### WHAT THE TASK ASKS
Gather every line of the material below that contains the word "right", and copy each of those lines in full.

### TASK INPUTS
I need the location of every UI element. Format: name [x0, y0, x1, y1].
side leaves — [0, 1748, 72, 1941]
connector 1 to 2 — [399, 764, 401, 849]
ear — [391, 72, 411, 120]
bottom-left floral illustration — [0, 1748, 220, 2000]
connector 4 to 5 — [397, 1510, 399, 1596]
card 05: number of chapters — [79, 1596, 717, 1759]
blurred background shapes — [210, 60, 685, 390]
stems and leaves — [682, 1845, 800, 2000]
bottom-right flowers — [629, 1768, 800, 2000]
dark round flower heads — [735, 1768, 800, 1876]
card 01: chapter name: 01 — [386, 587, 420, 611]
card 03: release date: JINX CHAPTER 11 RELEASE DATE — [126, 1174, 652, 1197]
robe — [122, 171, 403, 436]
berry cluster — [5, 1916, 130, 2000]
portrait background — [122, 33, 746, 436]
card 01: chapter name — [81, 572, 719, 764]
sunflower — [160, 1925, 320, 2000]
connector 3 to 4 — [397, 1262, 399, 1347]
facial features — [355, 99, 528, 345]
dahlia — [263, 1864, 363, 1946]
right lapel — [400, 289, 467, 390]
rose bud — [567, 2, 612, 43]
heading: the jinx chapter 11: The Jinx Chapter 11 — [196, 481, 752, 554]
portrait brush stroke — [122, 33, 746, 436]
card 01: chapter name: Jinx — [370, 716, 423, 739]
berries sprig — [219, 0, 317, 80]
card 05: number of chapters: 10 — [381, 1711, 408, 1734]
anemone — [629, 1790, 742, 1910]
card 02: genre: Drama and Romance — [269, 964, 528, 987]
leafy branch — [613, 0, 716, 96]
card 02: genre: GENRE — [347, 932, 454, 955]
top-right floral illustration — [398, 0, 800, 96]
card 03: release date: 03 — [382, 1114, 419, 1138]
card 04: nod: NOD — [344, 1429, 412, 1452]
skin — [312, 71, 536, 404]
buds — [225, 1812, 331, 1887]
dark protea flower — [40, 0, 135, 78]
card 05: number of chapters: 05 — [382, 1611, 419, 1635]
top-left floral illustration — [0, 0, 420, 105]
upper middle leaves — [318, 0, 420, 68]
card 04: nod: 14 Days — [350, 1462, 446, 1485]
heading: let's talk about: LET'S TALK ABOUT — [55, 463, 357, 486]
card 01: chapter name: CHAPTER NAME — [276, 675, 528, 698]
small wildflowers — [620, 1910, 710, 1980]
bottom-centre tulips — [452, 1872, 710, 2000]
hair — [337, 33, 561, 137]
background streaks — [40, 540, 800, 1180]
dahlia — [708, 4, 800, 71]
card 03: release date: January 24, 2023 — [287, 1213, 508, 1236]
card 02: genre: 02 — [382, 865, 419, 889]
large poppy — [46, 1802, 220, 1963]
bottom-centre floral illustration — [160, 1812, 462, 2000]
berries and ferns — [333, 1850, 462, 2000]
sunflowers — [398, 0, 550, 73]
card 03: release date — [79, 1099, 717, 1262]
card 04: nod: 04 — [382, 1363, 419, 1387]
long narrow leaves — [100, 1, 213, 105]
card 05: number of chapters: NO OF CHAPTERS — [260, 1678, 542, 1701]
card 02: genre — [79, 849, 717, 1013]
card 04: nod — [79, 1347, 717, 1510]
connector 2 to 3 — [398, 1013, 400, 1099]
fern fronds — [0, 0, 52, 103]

### SOLUTION FOR THIS TASK
bottom-right flowers — [629, 1768, 800, 2000]
right lapel — [400, 289, 467, 390]
top-right floral illustration — [398, 0, 800, 96]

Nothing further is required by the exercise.